(EXERCISE REQUIREMENTS) Reproduce the following lines verbatim.

(RECORDS SUPPLIED)
'''
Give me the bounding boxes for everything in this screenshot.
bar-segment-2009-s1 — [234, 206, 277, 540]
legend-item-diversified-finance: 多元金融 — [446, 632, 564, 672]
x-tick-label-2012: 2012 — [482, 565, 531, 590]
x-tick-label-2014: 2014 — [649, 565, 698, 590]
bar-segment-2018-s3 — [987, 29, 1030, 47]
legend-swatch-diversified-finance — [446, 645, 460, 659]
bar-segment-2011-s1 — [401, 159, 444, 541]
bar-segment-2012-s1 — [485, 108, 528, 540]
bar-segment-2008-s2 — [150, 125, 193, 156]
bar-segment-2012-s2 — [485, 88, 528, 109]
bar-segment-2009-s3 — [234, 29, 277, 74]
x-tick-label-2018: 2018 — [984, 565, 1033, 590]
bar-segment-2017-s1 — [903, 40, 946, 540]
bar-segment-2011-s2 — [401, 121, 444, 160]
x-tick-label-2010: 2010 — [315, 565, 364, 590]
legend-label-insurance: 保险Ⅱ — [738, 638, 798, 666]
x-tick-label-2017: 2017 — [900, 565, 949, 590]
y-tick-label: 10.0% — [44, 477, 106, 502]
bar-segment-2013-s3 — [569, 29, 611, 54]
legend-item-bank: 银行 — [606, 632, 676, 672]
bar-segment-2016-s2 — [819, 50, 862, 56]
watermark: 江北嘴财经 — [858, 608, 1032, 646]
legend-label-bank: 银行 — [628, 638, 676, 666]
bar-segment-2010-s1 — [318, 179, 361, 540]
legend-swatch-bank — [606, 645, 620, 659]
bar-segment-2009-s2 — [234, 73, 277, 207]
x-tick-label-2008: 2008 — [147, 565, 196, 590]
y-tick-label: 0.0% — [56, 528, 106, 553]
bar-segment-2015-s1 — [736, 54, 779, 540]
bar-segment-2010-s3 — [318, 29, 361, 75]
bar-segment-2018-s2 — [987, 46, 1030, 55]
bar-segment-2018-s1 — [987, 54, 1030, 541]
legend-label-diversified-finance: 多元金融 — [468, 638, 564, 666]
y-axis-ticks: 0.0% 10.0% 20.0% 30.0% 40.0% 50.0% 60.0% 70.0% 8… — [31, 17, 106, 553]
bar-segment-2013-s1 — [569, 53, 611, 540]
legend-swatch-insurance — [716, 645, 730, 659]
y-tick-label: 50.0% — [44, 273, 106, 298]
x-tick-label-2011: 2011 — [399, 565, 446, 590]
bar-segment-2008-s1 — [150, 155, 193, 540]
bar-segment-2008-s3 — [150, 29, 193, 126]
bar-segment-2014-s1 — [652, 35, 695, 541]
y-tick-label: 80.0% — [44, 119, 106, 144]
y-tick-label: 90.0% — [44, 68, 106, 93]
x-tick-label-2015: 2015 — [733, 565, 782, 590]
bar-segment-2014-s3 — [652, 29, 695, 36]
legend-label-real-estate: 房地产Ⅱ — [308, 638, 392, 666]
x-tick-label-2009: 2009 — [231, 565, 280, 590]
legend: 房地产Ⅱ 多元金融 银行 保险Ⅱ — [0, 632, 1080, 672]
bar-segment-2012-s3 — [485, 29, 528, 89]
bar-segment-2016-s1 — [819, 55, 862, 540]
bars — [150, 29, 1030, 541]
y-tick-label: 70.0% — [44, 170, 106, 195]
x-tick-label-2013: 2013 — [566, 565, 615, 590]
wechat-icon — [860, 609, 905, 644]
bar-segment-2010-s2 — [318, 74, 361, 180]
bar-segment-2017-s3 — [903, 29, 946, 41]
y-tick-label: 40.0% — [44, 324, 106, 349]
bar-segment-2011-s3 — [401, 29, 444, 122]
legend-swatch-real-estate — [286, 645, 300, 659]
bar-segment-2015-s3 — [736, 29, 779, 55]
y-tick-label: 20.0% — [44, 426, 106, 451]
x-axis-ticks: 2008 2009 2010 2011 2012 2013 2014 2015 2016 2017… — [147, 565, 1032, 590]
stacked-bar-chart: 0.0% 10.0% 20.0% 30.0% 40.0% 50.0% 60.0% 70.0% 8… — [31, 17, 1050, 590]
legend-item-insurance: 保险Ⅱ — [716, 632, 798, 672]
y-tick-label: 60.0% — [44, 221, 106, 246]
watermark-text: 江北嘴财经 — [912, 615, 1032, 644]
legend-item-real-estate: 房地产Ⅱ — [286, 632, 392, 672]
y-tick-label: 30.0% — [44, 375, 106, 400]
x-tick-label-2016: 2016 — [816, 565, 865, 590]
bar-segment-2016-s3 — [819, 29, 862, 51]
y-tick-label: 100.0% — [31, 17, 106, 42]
'''
(PROBLEM SOLUTION)
Give me the bounding boxes for everything in this screenshot.
bar-segment-2009-s1 — [234, 206, 277, 540]
legend-item-diversified-finance: 多元金融 — [446, 632, 564, 672]
x-tick-label-2012: 2012 — [482, 565, 531, 590]
x-tick-label-2014: 2014 — [649, 565, 698, 590]
bar-segment-2018-s3 — [987, 29, 1030, 47]
legend-swatch-diversified-finance — [446, 645, 460, 659]
bar-segment-2011-s1 — [401, 159, 444, 541]
bar-segment-2012-s1 — [485, 108, 528, 540]
bar-segment-2008-s2 — [150, 125, 193, 156]
bar-segment-2012-s2 — [485, 88, 528, 109]
bar-segment-2009-s3 — [234, 29, 277, 74]
x-tick-label-2018: 2018 — [984, 565, 1033, 590]
bar-segment-2017-s1 — [903, 40, 946, 540]
bar-segment-2011-s2 — [401, 121, 444, 160]
x-tick-label-2010: 2010 — [315, 565, 364, 590]
legend-label-insurance: 保险Ⅱ — [738, 638, 798, 666]
x-tick-label-2017: 2017 — [900, 565, 949, 590]
y-tick-label: 10.0% — [44, 477, 106, 502]
bar-segment-2013-s3 — [569, 29, 611, 54]
legend-item-bank: 银行 — [606, 632, 676, 672]
bar-segment-2016-s2 — [819, 50, 862, 56]
watermark: 江北嘴财经 — [858, 608, 1032, 646]
legend-label-bank: 银行 — [628, 638, 676, 666]
bar-segment-2010-s1 — [318, 179, 361, 540]
legend-swatch-bank — [606, 645, 620, 659]
bar-segment-2009-s2 — [234, 73, 277, 207]
x-tick-label-2008: 2008 — [147, 565, 196, 590]
y-tick-label: 0.0% — [56, 528, 106, 553]
bar-segment-2015-s1 — [736, 54, 779, 540]
bar-segment-2010-s3 — [318, 29, 361, 75]
bar-segment-2018-s2 — [987, 46, 1030, 55]
bar-segment-2018-s1 — [987, 54, 1030, 541]
legend-label-diversified-finance: 多元金融 — [468, 638, 564, 666]
y-axis-ticks: 0.0% 10.0% 20.0% 30.0% 40.0% 50.0% 60.0% 70.0% 8… — [31, 17, 106, 553]
bar-segment-2013-s1 — [569, 53, 611, 540]
legend-swatch-insurance — [716, 645, 730, 659]
y-tick-label: 50.0% — [44, 273, 106, 298]
x-tick-label-2011: 2011 — [399, 565, 446, 590]
bar-segment-2008-s1 — [150, 155, 193, 540]
bar-segment-2008-s3 — [150, 29, 193, 126]
bar-segment-2014-s1 — [652, 35, 695, 541]
y-tick-label: 80.0% — [44, 119, 106, 144]
y-tick-label: 90.0% — [44, 68, 106, 93]
x-tick-label-2015: 2015 — [733, 565, 782, 590]
bar-segment-2014-s3 — [652, 29, 695, 36]
legend-label-real-estate: 房地产Ⅱ — [308, 638, 392, 666]
x-tick-label-2009: 2009 — [231, 565, 280, 590]
legend: 房地产Ⅱ 多元金融 银行 保险Ⅱ — [0, 632, 1080, 672]
bar-segment-2012-s3 — [485, 29, 528, 89]
bar-segment-2016-s1 — [819, 55, 862, 540]
bars — [150, 29, 1030, 541]
y-tick-label: 70.0% — [44, 170, 106, 195]
x-tick-label-2013: 2013 — [566, 565, 615, 590]
wechat-icon — [860, 609, 905, 644]
bar-segment-2010-s2 — [318, 74, 361, 180]
bar-segment-2017-s3 — [903, 29, 946, 41]
y-tick-label: 40.0% — [44, 324, 106, 349]
bar-segment-2011-s3 — [401, 29, 444, 122]
legend-swatch-real-estate — [286, 645, 300, 659]
bar-segment-2015-s3 — [736, 29, 779, 55]
y-tick-label: 20.0% — [44, 426, 106, 451]
x-axis-ticks: 2008 2009 2010 2011 2012 2013 2014 2015 2016 2017… — [147, 565, 1032, 590]
stacked-bar-chart: 0.0% 10.0% 20.0% 30.0% 40.0% 50.0% 60.0% 70.0% 8… — [31, 17, 1050, 590]
legend-item-insurance: 保险Ⅱ — [716, 632, 798, 672]
y-tick-label: 60.0% — [44, 221, 106, 246]
watermark-text: 江北嘴财经 — [912, 615, 1032, 644]
legend-item-real-estate: 房地产Ⅱ — [286, 632, 392, 672]
y-tick-label: 30.0% — [44, 375, 106, 400]
x-tick-label-2016: 2016 — [816, 565, 865, 590]
bar-segment-2016-s3 — [819, 29, 862, 51]
y-tick-label: 100.0% — [31, 17, 106, 42]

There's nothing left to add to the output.